━━━ Records provided

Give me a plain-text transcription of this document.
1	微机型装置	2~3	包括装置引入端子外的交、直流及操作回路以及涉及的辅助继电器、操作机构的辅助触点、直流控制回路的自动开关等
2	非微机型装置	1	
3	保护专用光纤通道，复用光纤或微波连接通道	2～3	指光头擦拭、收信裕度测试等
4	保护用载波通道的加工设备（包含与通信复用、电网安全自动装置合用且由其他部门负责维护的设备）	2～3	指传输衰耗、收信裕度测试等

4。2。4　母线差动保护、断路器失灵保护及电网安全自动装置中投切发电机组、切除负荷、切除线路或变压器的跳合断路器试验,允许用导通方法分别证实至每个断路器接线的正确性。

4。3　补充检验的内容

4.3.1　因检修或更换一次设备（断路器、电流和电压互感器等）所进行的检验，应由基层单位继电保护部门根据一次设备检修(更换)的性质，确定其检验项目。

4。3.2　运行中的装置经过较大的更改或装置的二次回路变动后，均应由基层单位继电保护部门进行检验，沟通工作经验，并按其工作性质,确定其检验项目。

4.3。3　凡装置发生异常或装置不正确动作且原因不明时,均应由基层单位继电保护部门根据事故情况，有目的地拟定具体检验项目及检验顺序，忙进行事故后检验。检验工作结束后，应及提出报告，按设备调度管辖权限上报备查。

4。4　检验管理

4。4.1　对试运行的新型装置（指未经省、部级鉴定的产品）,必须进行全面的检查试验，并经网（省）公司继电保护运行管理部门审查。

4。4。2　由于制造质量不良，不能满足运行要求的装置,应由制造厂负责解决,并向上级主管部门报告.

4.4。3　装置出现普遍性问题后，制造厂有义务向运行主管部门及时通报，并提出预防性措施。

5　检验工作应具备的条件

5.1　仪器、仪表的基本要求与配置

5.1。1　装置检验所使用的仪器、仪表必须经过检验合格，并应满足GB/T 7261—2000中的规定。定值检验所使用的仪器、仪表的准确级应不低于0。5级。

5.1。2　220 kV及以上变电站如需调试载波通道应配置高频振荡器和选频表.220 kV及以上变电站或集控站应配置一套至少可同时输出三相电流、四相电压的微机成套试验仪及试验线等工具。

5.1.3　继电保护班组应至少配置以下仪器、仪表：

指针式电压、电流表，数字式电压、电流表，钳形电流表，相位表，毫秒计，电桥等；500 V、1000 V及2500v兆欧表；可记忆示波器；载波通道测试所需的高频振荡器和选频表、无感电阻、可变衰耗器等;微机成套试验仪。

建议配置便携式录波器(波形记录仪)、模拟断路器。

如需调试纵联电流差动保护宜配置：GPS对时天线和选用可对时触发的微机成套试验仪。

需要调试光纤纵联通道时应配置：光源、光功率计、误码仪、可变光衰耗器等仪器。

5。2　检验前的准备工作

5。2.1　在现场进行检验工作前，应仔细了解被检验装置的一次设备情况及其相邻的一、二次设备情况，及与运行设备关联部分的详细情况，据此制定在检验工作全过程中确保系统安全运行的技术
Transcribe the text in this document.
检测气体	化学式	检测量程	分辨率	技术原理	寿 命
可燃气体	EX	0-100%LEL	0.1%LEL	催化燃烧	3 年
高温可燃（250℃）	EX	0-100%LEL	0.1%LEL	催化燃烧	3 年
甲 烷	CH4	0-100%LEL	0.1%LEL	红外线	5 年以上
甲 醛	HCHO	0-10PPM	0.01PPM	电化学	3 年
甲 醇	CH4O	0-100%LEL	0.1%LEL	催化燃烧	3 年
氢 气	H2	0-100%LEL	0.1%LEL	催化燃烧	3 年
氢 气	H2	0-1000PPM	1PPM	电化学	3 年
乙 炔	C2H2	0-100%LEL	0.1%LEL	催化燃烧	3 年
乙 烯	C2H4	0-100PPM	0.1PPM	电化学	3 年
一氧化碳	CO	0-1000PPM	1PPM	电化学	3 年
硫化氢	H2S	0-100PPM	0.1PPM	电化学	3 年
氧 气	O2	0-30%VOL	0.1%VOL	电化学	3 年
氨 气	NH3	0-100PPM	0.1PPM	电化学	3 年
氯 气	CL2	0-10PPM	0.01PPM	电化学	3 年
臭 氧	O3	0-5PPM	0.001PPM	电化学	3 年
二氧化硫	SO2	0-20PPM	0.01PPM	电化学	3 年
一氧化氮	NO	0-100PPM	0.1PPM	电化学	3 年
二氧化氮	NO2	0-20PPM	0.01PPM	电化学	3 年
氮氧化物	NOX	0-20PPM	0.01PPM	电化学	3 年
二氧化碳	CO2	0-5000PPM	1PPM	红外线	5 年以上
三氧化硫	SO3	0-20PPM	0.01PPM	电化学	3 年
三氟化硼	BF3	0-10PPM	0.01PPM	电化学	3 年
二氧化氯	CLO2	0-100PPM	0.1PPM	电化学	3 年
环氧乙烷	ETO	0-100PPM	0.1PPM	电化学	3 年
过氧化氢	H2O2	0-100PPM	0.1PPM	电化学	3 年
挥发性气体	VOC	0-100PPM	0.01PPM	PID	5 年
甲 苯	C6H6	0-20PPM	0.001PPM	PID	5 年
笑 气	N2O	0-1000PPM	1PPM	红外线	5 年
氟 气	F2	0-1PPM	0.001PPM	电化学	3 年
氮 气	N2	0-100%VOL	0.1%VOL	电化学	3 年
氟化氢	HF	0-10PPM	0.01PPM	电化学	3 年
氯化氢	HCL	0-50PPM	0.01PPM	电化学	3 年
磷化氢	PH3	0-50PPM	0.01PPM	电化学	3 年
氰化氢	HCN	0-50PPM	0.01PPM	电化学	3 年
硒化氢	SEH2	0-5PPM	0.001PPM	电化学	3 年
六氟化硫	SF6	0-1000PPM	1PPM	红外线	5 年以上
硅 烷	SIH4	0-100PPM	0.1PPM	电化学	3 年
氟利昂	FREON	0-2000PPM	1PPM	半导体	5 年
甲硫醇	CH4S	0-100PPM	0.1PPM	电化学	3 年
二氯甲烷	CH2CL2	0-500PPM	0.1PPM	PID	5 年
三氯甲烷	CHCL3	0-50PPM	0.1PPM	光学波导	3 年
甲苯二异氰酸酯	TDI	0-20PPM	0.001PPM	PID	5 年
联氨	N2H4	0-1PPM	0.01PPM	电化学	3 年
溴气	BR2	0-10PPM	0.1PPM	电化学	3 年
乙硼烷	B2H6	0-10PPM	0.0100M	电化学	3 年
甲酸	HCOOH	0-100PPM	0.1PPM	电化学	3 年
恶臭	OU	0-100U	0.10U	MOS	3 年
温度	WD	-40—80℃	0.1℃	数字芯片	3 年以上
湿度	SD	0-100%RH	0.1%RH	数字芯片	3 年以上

━━━━━━

(Your objective):
Lines that include the word "数字芯片" are to be extracted from the data above.

(Expected answer):
温度	WD	-40—80℃	0.1℃	数字芯片	3 年以上
湿度	SD	0-100%RH	0.1%RH	数字芯片	3 年以上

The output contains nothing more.